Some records

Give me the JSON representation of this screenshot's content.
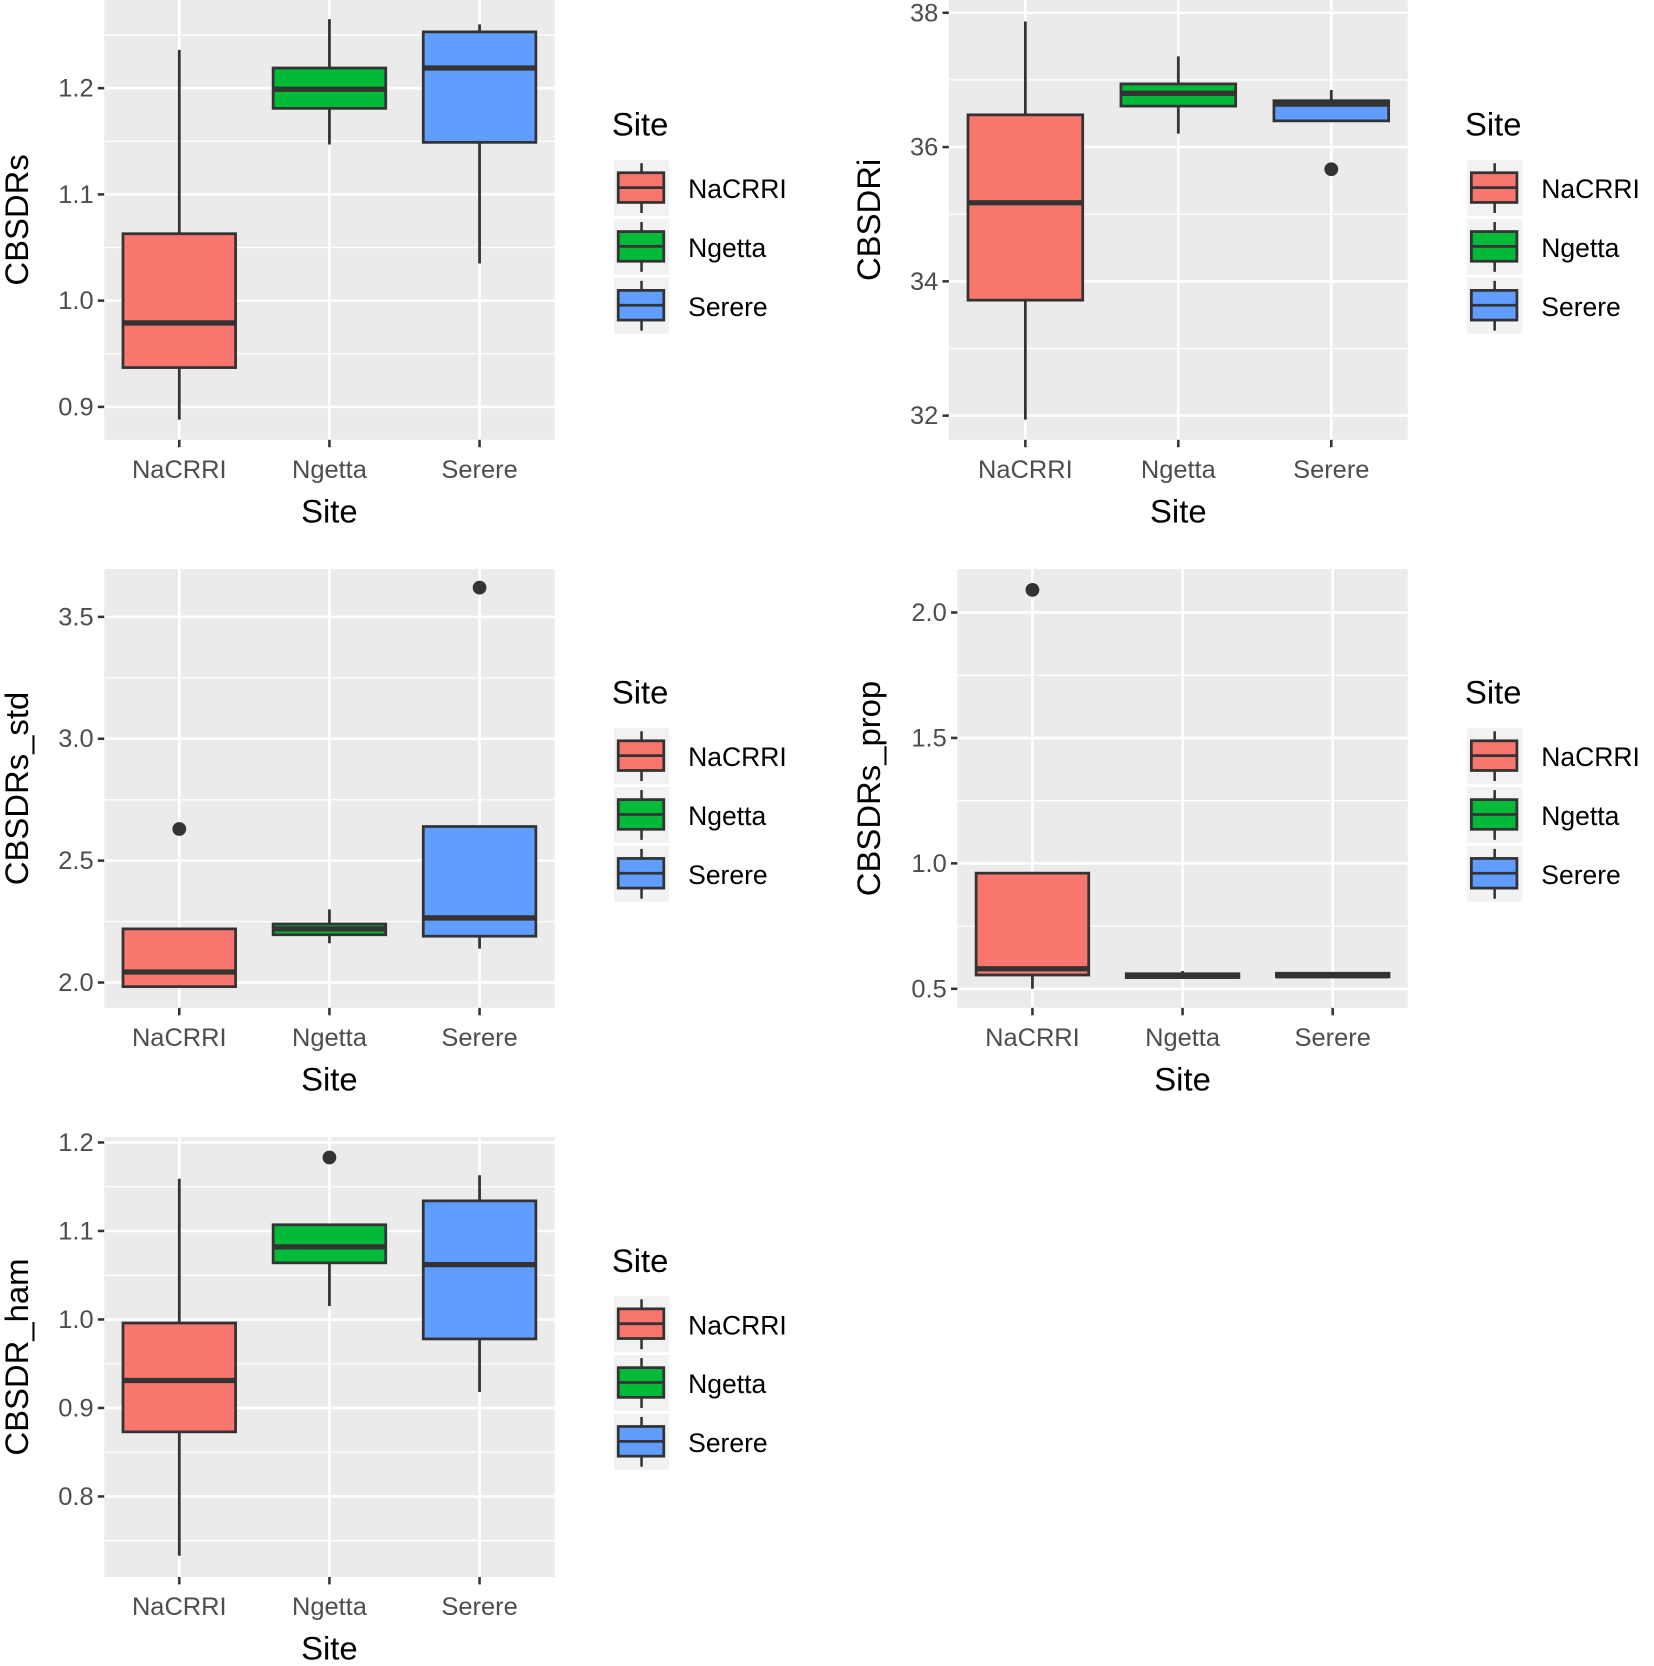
{
  "colors": {
    "NaCRRI": "#F8766D",
    "Ngetta": "#00BA38",
    "Serere": "#619CFF",
    "panel_bg": "#EBEBEB",
    "box_line": "#333333"
  },
  "chart_data": [
    {
      "type": "boxplot",
      "xlabel": "Site",
      "ylabel": "CBSDRs",
      "ylim": [
        0.869,
        1.283
      ],
      "yticks": [
        "0.9",
        "1.0",
        "1.1",
        "1.2"
      ],
      "ytick_values": [
        0.9,
        1.0,
        1.1,
        1.2
      ],
      "categories": [
        "NaCRRI",
        "Ngetta",
        "Serere"
      ],
      "legend": {
        "title": "Site",
        "items": [
          "NaCRRI",
          "Ngetta",
          "Serere"
        ],
        "placement": "right"
      },
      "boxes": [
        {
          "min": 0.888,
          "q1": 0.937,
          "median": 0.979,
          "q3": 1.063,
          "max": 1.236,
          "outliers": []
        },
        {
          "min": 1.147,
          "q1": 1.181,
          "median": 1.199,
          "q3": 1.219,
          "max": 1.265,
          "outliers": []
        },
        {
          "min": 1.035,
          "q1": 1.149,
          "median": 1.219,
          "q3": 1.253,
          "max": 1.26,
          "outliers": []
        }
      ]
    },
    {
      "type": "boxplot",
      "xlabel": "Site",
      "ylabel": "CBSDRi",
      "ylim": [
        31.64,
        38.19
      ],
      "yticks": [
        "32",
        "34",
        "36",
        "38"
      ],
      "ytick_values": [
        32,
        34,
        36,
        38
      ],
      "categories": [
        "NaCRRI",
        "Ngetta",
        "Serere"
      ],
      "legend": {
        "title": "Site",
        "items": [
          "NaCRRI",
          "Ngetta",
          "Serere"
        ],
        "placement": "right"
      },
      "boxes": [
        {
          "min": 31.94,
          "q1": 33.72,
          "median": 35.17,
          "q3": 36.48,
          "max": 37.87,
          "outliers": []
        },
        {
          "min": 36.2,
          "q1": 36.61,
          "median": 36.8,
          "q3": 36.94,
          "max": 37.35,
          "outliers": []
        },
        {
          "min": 36.39,
          "q1": 36.39,
          "median": 36.64,
          "q3": 36.69,
          "max": 36.85,
          "outliers": [
            35.67
          ]
        }
      ]
    },
    {
      "type": "boxplot",
      "xlabel": "Site",
      "ylabel": "CBSDRs_std",
      "ylim": [
        1.896,
        3.696
      ],
      "yticks": [
        "2.0",
        "2.5",
        "3.0",
        "3.5"
      ],
      "ytick_values": [
        2.0,
        2.5,
        3.0,
        3.5
      ],
      "categories": [
        "NaCRRI",
        "Ngetta",
        "Serere"
      ],
      "legend": {
        "title": "Site",
        "items": [
          "NaCRRI",
          "Ngetta",
          "Serere"
        ],
        "placement": "right"
      },
      "boxes": [
        {
          "min": 1.983,
          "q1": 1.983,
          "median": 2.043,
          "q3": 2.22,
          "max": 2.22,
          "outliers": [
            2.63
          ]
        },
        {
          "min": 2.161,
          "q1": 2.196,
          "median": 2.22,
          "q3": 2.24,
          "max": 2.3,
          "outliers": []
        },
        {
          "min": 2.139,
          "q1": 2.19,
          "median": 2.265,
          "q3": 2.64,
          "max": 2.64,
          "outliers": [
            3.62
          ]
        }
      ]
    },
    {
      "type": "boxplot",
      "xlabel": "Site",
      "ylabel": "CBSDRs_prop",
      "ylim": [
        0.424,
        2.173
      ],
      "yticks": [
        "0.5",
        "1.0",
        "1.5",
        "2.0"
      ],
      "ytick_values": [
        0.5,
        1.0,
        1.5,
        2.0
      ],
      "categories": [
        "NaCRRI",
        "Ngetta",
        "Serere"
      ],
      "legend": {
        "title": "Site",
        "items": [
          "NaCRRI",
          "Ngetta",
          "Serere"
        ],
        "placement": "right"
      },
      "boxes": [
        {
          "min": 0.5,
          "q1": 0.555,
          "median": 0.58,
          "q3": 0.961,
          "max": 0.961,
          "outliers": [
            2.09
          ]
        },
        {
          "min": 0.54,
          "q1": 0.545,
          "median": 0.55,
          "q3": 0.56,
          "max": 0.571,
          "outliers": []
        },
        {
          "min": 0.545,
          "q1": 0.548,
          "median": 0.552,
          "q3": 0.562,
          "max": 0.562,
          "outliers": []
        }
      ]
    },
    {
      "type": "boxplot",
      "xlabel": "Site",
      "ylabel": "CBSDR_ham",
      "ylim": [
        0.709,
        1.206
      ],
      "yticks": [
        "0.8",
        "0.9",
        "1.0",
        "1.1",
        "1.2"
      ],
      "ytick_values": [
        0.8,
        0.9,
        1.0,
        1.1,
        1.2
      ],
      "categories": [
        "NaCRRI",
        "Ngetta",
        "Serere"
      ],
      "legend": {
        "title": "Site",
        "items": [
          "NaCRRI",
          "Ngetta",
          "Serere"
        ],
        "placement": "right"
      },
      "boxes": [
        {
          "min": 0.733,
          "q1": 0.873,
          "median": 0.931,
          "q3": 0.996,
          "max": 1.159,
          "outliers": []
        },
        {
          "min": 1.015,
          "q1": 1.064,
          "median": 1.082,
          "q3": 1.107,
          "max": 1.107,
          "outliers": [
            1.183
          ]
        },
        {
          "min": 0.918,
          "q1": 0.978,
          "median": 1.062,
          "q3": 1.134,
          "max": 1.163,
          "outliers": []
        }
      ]
    }
  ]
}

** SHORT TASK **
Can you restate all the records above word for word while dropping the pictures?

** RESPONSE **
Give me the JSON representation of this screenshot's content.
{
  "colors": {
    "NaCRRI": "#F8766D",
    "Ngetta": "#00BA38",
    "Serere": "#619CFF",
    "panel_bg": "#EBEBEB",
    "box_line": "#333333"
  },
  "chart_data": [
    {
      "type": "boxplot",
      "xlabel": "Site",
      "ylabel": "CBSDRs",
      "ylim": [
        0.869,
        1.283
      ],
      "yticks": [
        "0.9",
        "1.0",
        "1.1",
        "1.2"
      ],
      "ytick_values": [
        0.9,
        1.0,
        1.1,
        1.2
      ],
      "categories": [
        "NaCRRI",
        "Ngetta",
        "Serere"
      ],
      "legend": {
        "title": "Site",
        "items": [
          "NaCRRI",
          "Ngetta",
          "Serere"
        ],
        "placement": "right"
      },
      "boxes": [
        {
          "min": 0.888,
          "q1": 0.937,
          "median": 0.979,
          "q3": 1.063,
          "max": 1.236,
          "outliers": []
        },
        {
          "min": 1.147,
          "q1": 1.181,
          "median": 1.199,
          "q3": 1.219,
          "max": 1.265,
          "outliers": []
        },
        {
          "min": 1.035,
          "q1": 1.149,
          "median": 1.219,
          "q3": 1.253,
          "max": 1.26,
          "outliers": []
        }
      ]
    },
    {
      "type": "boxplot",
      "xlabel": "Site",
      "ylabel": "CBSDRi",
      "ylim": [
        31.64,
        38.19
      ],
      "yticks": [
        "32",
        "34",
        "36",
        "38"
      ],
      "ytick_values": [
        32,
        34,
        36,
        38
      ],
      "categories": [
        "NaCRRI",
        "Ngetta",
        "Serere"
      ],
      "legend": {
        "title": "Site",
        "items": [
          "NaCRRI",
          "Ngetta",
          "Serere"
        ],
        "placement": "right"
      },
      "boxes": [
        {
          "min": 31.94,
          "q1": 33.72,
          "median": 35.17,
          "q3": 36.48,
          "max": 37.87,
          "outliers": []
        },
        {
          "min": 36.2,
          "q1": 36.61,
          "median": 36.8,
          "q3": 36.94,
          "max": 37.35,
          "outliers": []
        },
        {
          "min": 36.39,
          "q1": 36.39,
          "median": 36.64,
          "q3": 36.69,
          "max": 36.85,
          "outliers": [
            35.67
          ]
        }
      ]
    },
    {
      "type": "boxplot",
      "xlabel": "Site",
      "ylabel": "CBSDRs_std",
      "ylim": [
        1.896,
        3.696
      ],
      "yticks": [
        "2.0",
        "2.5",
        "3.0",
        "3.5"
      ],
      "ytick_values": [
        2.0,
        2.5,
        3.0,
        3.5
      ],
      "categories": [
        "NaCRRI",
        "Ngetta",
        "Serere"
      ],
      "legend": {
        "title": "Site",
        "items": [
          "NaCRRI",
          "Ngetta",
          "Serere"
        ],
        "placement": "right"
      },
      "boxes": [
        {
          "min": 1.983,
          "q1": 1.983,
          "median": 2.043,
          "q3": 2.22,
          "max": 2.22,
          "outliers": [
            2.63
          ]
        },
        {
          "min": 2.161,
          "q1": 2.196,
          "median": 2.22,
          "q3": 2.24,
          "max": 2.3,
          "outliers": []
        },
        {
          "min": 2.139,
          "q1": 2.19,
          "median": 2.265,
          "q3": 2.64,
          "max": 2.64,
          "outliers": [
            3.62
          ]
        }
      ]
    },
    {
      "type": "boxplot",
      "xlabel": "Site",
      "ylabel": "CBSDRs_prop",
      "ylim": [
        0.424,
        2.173
      ],
      "yticks": [
        "0.5",
        "1.0",
        "1.5",
        "2.0"
      ],
      "ytick_values": [
        0.5,
        1.0,
        1.5,
        2.0
      ],
      "categories": [
        "NaCRRI",
        "Ngetta",
        "Serere"
      ],
      "legend": {
        "title": "Site",
        "items": [
          "NaCRRI",
          "Ngetta",
          "Serere"
        ],
        "placement": "right"
      },
      "boxes": [
        {
          "min": 0.5,
          "q1": 0.555,
          "median": 0.58,
          "q3": 0.961,
          "max": 0.961,
          "outliers": [
            2.09
          ]
        },
        {
          "min": 0.54,
          "q1": 0.545,
          "median": 0.55,
          "q3": 0.56,
          "max": 0.571,
          "outliers": []
        },
        {
          "min": 0.545,
          "q1": 0.548,
          "median": 0.552,
          "q3": 0.562,
          "max": 0.562,
          "outliers": []
        }
      ]
    },
    {
      "type": "boxplot",
      "xlabel": "Site",
      "ylabel": "CBSDR_ham",
      "ylim": [
        0.709,
        1.206
      ],
      "yticks": [
        "0.8",
        "0.9",
        "1.0",
        "1.1",
        "1.2"
      ],
      "ytick_values": [
        0.8,
        0.9,
        1.0,
        1.1,
        1.2
      ],
      "categories": [
        "NaCRRI",
        "Ngetta",
        "Serere"
      ],
      "legend": {
        "title": "Site",
        "items": [
          "NaCRRI",
          "Ngetta",
          "Serere"
        ],
        "placement": "right"
      },
      "boxes": [
        {
          "min": 0.733,
          "q1": 0.873,
          "median": 0.931,
          "q3": 0.996,
          "max": 1.159,
          "outliers": []
        },
        {
          "min": 1.015,
          "q1": 1.064,
          "median": 1.082,
          "q3": 1.107,
          "max": 1.107,
          "outliers": [
            1.183
          ]
        },
        {
          "min": 0.918,
          "q1": 0.978,
          "median": 1.062,
          "q3": 1.134,
          "max": 1.163,
          "outliers": []
        }
      ]
    }
  ]
}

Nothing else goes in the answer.